■ EXERCISE REQUIREMENTS
Your task is to print all of the material verbatim.

■ Records about charts and figures
* start *

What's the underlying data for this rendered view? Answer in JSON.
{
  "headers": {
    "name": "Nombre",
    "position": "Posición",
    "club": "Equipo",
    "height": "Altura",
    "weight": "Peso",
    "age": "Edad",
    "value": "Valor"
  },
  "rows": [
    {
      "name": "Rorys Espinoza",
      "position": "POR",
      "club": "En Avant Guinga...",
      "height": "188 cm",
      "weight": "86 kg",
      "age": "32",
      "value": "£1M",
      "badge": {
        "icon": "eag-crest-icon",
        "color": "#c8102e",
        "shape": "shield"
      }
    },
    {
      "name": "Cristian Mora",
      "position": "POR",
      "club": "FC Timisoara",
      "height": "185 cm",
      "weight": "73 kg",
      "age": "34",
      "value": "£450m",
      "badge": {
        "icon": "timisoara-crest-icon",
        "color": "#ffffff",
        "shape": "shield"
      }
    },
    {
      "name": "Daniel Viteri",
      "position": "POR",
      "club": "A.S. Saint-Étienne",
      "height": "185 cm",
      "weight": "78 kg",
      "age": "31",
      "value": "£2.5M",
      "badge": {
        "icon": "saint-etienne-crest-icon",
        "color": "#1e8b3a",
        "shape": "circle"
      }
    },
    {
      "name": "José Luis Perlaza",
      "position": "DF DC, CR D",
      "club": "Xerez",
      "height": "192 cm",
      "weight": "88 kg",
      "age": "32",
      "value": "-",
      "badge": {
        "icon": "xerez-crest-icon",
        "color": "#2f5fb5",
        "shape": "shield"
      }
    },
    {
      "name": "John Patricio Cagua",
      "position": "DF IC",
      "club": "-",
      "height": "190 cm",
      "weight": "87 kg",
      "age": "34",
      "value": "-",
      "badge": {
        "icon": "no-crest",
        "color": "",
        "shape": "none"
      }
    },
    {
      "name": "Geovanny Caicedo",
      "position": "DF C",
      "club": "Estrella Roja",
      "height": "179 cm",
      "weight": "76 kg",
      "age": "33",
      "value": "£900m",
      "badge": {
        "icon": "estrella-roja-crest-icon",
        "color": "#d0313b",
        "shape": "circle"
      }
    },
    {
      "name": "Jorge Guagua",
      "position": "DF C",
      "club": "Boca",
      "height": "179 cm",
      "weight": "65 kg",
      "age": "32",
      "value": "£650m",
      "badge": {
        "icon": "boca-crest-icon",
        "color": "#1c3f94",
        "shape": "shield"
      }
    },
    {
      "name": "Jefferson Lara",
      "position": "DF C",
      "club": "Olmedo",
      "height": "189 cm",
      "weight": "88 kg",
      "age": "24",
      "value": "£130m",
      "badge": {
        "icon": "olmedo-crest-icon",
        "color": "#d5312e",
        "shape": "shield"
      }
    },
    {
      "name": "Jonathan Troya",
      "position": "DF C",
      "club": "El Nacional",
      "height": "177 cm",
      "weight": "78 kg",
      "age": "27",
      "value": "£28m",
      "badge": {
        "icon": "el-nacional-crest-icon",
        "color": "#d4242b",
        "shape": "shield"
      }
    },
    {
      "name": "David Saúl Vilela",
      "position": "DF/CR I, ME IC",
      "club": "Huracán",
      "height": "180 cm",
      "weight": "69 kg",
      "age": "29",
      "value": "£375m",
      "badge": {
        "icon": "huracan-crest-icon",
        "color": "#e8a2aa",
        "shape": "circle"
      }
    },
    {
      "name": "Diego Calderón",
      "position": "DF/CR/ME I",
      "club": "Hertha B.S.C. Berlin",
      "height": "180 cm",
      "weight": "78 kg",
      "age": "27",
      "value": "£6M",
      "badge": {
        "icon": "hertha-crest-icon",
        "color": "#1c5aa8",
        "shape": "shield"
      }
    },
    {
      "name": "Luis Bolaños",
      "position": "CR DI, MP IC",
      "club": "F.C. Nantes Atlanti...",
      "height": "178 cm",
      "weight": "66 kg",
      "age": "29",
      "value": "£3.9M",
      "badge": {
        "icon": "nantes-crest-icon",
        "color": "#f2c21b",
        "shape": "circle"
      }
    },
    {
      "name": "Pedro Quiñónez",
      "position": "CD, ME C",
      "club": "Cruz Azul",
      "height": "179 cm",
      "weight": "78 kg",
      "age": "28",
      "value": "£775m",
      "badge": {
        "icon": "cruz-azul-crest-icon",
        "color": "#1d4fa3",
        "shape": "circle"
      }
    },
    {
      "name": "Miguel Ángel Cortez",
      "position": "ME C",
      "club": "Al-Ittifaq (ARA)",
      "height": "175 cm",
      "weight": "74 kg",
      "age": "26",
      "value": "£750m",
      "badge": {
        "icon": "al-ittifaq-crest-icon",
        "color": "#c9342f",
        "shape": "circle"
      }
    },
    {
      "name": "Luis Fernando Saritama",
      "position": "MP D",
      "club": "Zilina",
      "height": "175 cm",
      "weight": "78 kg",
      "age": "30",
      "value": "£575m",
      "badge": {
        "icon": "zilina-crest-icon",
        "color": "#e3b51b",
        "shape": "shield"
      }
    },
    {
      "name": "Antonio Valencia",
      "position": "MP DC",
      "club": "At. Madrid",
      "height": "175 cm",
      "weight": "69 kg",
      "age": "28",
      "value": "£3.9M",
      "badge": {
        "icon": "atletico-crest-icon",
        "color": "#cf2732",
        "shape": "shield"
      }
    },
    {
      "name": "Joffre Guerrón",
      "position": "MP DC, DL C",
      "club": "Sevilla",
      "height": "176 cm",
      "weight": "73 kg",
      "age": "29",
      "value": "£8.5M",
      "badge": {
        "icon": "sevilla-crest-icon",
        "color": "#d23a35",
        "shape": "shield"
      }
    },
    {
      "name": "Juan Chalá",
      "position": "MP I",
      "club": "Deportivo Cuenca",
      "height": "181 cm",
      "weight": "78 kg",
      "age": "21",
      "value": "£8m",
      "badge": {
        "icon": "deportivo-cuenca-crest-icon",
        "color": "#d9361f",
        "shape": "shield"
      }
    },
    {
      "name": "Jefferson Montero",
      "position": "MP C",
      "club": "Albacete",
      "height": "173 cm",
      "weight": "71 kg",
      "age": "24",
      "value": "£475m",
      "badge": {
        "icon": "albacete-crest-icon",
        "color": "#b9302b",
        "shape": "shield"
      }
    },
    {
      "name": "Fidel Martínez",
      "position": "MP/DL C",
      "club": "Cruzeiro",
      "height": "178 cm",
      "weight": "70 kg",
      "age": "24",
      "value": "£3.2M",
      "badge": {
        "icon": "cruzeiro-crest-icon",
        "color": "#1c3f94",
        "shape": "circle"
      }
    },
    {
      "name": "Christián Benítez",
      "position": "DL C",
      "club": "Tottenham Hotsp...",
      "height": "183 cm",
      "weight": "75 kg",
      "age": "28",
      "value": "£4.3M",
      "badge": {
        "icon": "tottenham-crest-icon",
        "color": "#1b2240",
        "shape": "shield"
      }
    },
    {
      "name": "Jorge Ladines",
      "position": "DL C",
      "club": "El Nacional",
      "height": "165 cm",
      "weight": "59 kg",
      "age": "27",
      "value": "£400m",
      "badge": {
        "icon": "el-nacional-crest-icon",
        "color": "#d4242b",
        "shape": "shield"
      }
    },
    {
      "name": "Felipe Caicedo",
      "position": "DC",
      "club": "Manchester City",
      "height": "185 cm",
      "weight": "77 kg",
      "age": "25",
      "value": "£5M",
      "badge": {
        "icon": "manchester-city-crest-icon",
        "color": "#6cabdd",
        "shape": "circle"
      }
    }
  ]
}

* end *

■ RESPONSE
What's the underlying data for this rendered view? Answer in JSON.
{
  "headers": {
    "name": "Nombre",
    "position": "Posición",
    "club": "Equipo",
    "height": "Altura",
    "weight": "Peso",
    "age": "Edad",
    "value": "Valor"
  },
  "rows": [
    {
      "name": "Rorys Espinoza",
      "position": "POR",
      "club": "En Avant Guinga...",
      "height": "188 cm",
      "weight": "86 kg",
      "age": "32",
      "value": "£1M",
      "badge": {
        "icon": "eag-crest-icon",
        "color": "#c8102e",
        "shape": "shield"
      }
    },
    {
      "name": "Cristian Mora",
      "position": "POR",
      "club": "FC Timisoara",
      "height": "185 cm",
      "weight": "73 kg",
      "age": "34",
      "value": "£450m",
      "badge": {
        "icon": "timisoara-crest-icon",
        "color": "#ffffff",
        "shape": "shield"
      }
    },
    {
      "name": "Daniel Viteri",
      "position": "POR",
      "club": "A.S. Saint-Étienne",
      "height": "185 cm",
      "weight": "78 kg",
      "age": "31",
      "value": "£2.5M",
      "badge": {
        "icon": "saint-etienne-crest-icon",
        "color": "#1e8b3a",
        "shape": "circle"
      }
    },
    {
      "name": "José Luis Perlaza",
      "position": "DF DC, CR D",
      "club": "Xerez",
      "height": "192 cm",
      "weight": "88 kg",
      "age": "32",
      "value": "-",
      "badge": {
        "icon": "xerez-crest-icon",
        "color": "#2f5fb5",
        "shape": "shield"
      }
    },
    {
      "name": "John Patricio Cagua",
      "position": "DF IC",
      "club": "-",
      "height": "190 cm",
      "weight": "87 kg",
      "age": "34",
      "value": "-",
      "badge": {
        "icon": "no-crest",
        "color": "",
        "shape": "none"
      }
    },
    {
      "name": "Geovanny Caicedo",
      "position": "DF C",
      "club": "Estrella Roja",
      "height": "179 cm",
      "weight": "76 kg",
      "age": "33",
      "value": "£900m",
      "badge": {
        "icon": "estrella-roja-crest-icon",
        "color": "#d0313b",
        "shape": "circle"
      }
    },
    {
      "name": "Jorge Guagua",
      "position": "DF C",
      "club": "Boca",
      "height": "179 cm",
      "weight": "65 kg",
      "age": "32",
      "value": "£650m",
      "badge": {
        "icon": "boca-crest-icon",
        "color": "#1c3f94",
        "shape": "shield"
      }
    },
    {
      "name": "Jefferson Lara",
      "position": "DF C",
      "club": "Olmedo",
      "height": "189 cm",
      "weight": "88 kg",
      "age": "24",
      "value": "£130m",
      "badge": {
        "icon": "olmedo-crest-icon",
        "color": "#d5312e",
        "shape": "shield"
      }
    },
    {
      "name": "Jonathan Troya",
      "position": "DF C",
      "club": "El Nacional",
      "height": "177 cm",
      "weight": "78 kg",
      "age": "27",
      "value": "£28m",
      "badge": {
        "icon": "el-nacional-crest-icon",
        "color": "#d4242b",
        "shape": "shield"
      }
    },
    {
      "name": "David Saúl Vilela",
      "position": "DF/CR I, ME IC",
      "club": "Huracán",
      "height": "180 cm",
      "weight": "69 kg",
      "age": "29",
      "value": "£375m",
      "badge": {
        "icon": "huracan-crest-icon",
        "color": "#e8a2aa",
        "shape": "circle"
      }
    },
    {
      "name": "Diego Calderón",
      "position": "DF/CR/ME I",
      "club": "Hertha B.S.C. Berlin",
      "height": "180 cm",
      "weight": "78 kg",
      "age": "27",
      "value": "£6M",
      "badge": {
        "icon": "hertha-crest-icon",
        "color": "#1c5aa8",
        "shape": "shield"
      }
    },
    {
      "name": "Luis Bolaños",
      "position": "CR DI, MP IC",
      "club": "F.C. Nantes Atlanti...",
      "height": "178 cm",
      "weight": "66 kg",
      "age": "29",
      "value": "£3.9M",
      "badge": {
        "icon": "nantes-crest-icon",
        "color": "#f2c21b",
        "shape": "circle"
      }
    },
    {
      "name": "Pedro Quiñónez",
      "position": "CD, ME C",
      "club": "Cruz Azul",
      "height": "179 cm",
      "weight": "78 kg",
      "age": "28",
      "value": "£775m",
      "badge": {
        "icon": "cruz-azul-crest-icon",
        "color": "#1d4fa3",
        "shape": "circle"
      }
    },
    {
      "name": "Miguel Ángel Cortez",
      "position": "ME C",
      "club": "Al-Ittifaq (ARA)",
      "height": "175 cm",
      "weight": "74 kg",
      "age": "26",
      "value": "£750m",
      "badge": {
        "icon": "al-ittifaq-crest-icon",
        "color": "#c9342f",
        "shape": "circle"
      }
    },
    {
      "name": "Luis Fernando Saritama",
      "position": "MP D",
      "club": "Zilina",
      "height": "175 cm",
      "weight": "78 kg",
      "age": "30",
      "value": "£575m",
      "badge": {
        "icon": "zilina-crest-icon",
        "color": "#e3b51b",
        "shape": "shield"
      }
    },
    {
      "name": "Antonio Valencia",
      "position": "MP DC",
      "club": "At. Madrid",
      "height": "175 cm",
      "weight": "69 kg",
      "age": "28",
      "value": "£3.9M",
      "badge": {
        "icon": "atletico-crest-icon",
        "color": "#cf2732",
        "shape": "shield"
      }
    },
    {
      "name": "Joffre Guerrón",
      "position": "MP DC, DL C",
      "club": "Sevilla",
      "height": "176 cm",
      "weight": "73 kg",
      "age": "29",
      "value": "£8.5M",
      "badge": {
        "icon": "sevilla-crest-icon",
        "color": "#d23a35",
        "shape": "shield"
      }
    },
    {
      "name": "Juan Chalá",
      "position": "MP I",
      "club": "Deportivo Cuenca",
      "height": "181 cm",
      "weight": "78 kg",
      "age": "21",
      "value": "£8m",
      "badge": {
        "icon": "deportivo-cuenca-crest-icon",
        "color": "#d9361f",
        "shape": "shield"
      }
    },
    {
      "name": "Jefferson Montero",
      "position": "MP C",
      "club": "Albacete",
      "height": "173 cm",
      "weight": "71 kg",
      "age": "24",
      "value": "£475m",
      "badge": {
        "icon": "albacete-crest-icon",
        "color": "#b9302b",
        "shape": "shield"
      }
    },
    {
      "name": "Fidel Martínez",
      "position": "MP/DL C",
      "club": "Cruzeiro",
      "height": "178 cm",
      "weight": "70 kg",
      "age": "24",
      "value": "£3.2M",
      "badge": {
        "icon": "cruzeiro-crest-icon",
        "color": "#1c3f94",
        "shape": "circle"
      }
    },
    {
      "name": "Christián Benítez",
      "position": "DL C",
      "club": "Tottenham Hotsp...",
      "height": "183 cm",
      "weight": "75 kg",
      "age": "28",
      "value": "£4.3M",
      "badge": {
        "icon": "tottenham-crest-icon",
        "color": "#1b2240",
        "shape": "shield"
      }
    },
    {
      "name": "Jorge Ladines",
      "position": "DL C",
      "club": "El Nacional",
      "height": "165 cm",
      "weight": "59 kg",
      "age": "27",
      "value": "£400m",
      "badge": {
        "icon": "el-nacional-crest-icon",
        "color": "#d4242b",
        "shape": "shield"
      }
    },
    {
      "name": "Felipe Caicedo",
      "position": "DC",
      "club": "Manchester City",
      "height": "185 cm",
      "weight": "77 kg",
      "age": "25",
      "value": "£5M",
      "badge": {
        "icon": "manchester-city-crest-icon",
        "color": "#6cabdd",
        "shape": "circle"
      }
    }
  ]
}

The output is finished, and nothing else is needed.